▸ Work to do
Find how many lines contain the word "this" and state that number alone.

▸ Dataset content

::::::::::

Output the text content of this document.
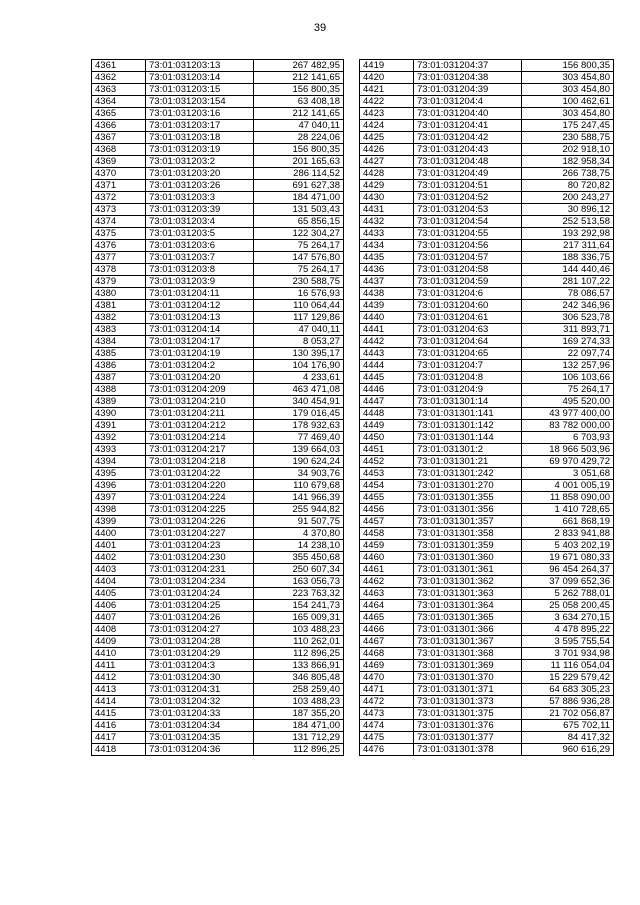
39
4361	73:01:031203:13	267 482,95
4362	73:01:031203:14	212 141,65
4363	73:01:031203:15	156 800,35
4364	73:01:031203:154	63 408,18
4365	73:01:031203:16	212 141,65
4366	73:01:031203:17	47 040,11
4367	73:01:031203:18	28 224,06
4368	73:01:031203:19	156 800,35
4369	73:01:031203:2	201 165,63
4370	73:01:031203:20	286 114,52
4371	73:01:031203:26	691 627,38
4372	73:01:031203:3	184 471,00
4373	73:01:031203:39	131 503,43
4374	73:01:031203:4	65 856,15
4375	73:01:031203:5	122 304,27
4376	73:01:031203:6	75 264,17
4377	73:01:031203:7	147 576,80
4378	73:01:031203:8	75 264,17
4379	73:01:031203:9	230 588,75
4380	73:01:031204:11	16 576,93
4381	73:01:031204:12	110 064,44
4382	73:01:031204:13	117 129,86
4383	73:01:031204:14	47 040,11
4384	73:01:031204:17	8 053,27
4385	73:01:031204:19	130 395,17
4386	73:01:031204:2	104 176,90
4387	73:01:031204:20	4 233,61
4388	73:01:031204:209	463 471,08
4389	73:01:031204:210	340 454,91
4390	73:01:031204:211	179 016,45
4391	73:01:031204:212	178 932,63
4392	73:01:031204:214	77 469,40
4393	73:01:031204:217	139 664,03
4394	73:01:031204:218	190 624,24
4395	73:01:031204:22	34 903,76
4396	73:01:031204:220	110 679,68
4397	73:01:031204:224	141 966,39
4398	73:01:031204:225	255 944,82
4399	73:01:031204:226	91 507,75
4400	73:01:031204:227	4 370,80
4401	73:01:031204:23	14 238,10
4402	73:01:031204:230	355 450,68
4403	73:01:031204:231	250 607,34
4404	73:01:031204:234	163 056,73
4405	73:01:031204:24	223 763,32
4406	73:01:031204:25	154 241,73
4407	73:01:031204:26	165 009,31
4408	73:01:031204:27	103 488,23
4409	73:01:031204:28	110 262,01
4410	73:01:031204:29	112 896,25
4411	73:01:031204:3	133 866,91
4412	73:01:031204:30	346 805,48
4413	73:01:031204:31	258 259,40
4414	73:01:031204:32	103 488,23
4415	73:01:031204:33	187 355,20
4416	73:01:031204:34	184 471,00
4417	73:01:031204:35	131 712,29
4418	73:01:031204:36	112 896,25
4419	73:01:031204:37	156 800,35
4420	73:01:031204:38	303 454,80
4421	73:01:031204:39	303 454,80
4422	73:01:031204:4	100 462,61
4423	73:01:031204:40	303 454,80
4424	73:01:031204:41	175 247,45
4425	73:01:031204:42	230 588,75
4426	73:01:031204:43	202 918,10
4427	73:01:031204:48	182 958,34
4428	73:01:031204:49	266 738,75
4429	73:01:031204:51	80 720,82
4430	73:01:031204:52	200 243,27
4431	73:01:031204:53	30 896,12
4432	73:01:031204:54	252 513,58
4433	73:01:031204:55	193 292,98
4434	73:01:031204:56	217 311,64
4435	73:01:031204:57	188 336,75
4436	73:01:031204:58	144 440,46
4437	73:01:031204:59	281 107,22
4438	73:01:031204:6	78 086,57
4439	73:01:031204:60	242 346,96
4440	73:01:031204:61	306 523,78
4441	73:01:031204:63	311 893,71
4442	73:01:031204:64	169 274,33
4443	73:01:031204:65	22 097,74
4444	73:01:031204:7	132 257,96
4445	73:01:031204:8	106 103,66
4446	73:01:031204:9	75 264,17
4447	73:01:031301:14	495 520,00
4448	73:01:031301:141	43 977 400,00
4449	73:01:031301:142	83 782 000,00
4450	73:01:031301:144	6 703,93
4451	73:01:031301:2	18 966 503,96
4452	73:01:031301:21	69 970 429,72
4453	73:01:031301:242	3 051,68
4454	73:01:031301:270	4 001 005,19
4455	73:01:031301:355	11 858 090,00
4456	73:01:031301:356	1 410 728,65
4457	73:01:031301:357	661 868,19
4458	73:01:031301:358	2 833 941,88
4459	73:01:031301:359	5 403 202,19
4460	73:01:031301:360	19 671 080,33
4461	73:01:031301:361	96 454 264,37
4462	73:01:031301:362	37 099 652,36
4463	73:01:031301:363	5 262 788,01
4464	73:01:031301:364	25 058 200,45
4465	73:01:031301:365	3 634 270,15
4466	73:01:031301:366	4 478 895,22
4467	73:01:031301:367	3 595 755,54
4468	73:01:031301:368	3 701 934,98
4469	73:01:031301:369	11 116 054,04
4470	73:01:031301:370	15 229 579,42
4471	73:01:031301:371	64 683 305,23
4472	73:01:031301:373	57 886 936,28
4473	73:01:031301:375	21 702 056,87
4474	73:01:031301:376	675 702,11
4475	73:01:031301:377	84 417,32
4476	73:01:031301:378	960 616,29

::::::::::

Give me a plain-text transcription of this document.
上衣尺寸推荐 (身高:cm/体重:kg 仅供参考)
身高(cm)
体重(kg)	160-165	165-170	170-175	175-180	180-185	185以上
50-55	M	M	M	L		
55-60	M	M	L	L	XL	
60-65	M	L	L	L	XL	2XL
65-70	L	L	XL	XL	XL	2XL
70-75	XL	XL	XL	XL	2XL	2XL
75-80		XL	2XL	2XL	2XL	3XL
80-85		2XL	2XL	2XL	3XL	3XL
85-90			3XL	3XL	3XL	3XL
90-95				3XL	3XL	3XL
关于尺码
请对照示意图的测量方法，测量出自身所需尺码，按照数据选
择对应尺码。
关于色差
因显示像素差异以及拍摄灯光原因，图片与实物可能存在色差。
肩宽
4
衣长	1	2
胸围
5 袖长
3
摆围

::::::::::

▸ The result
2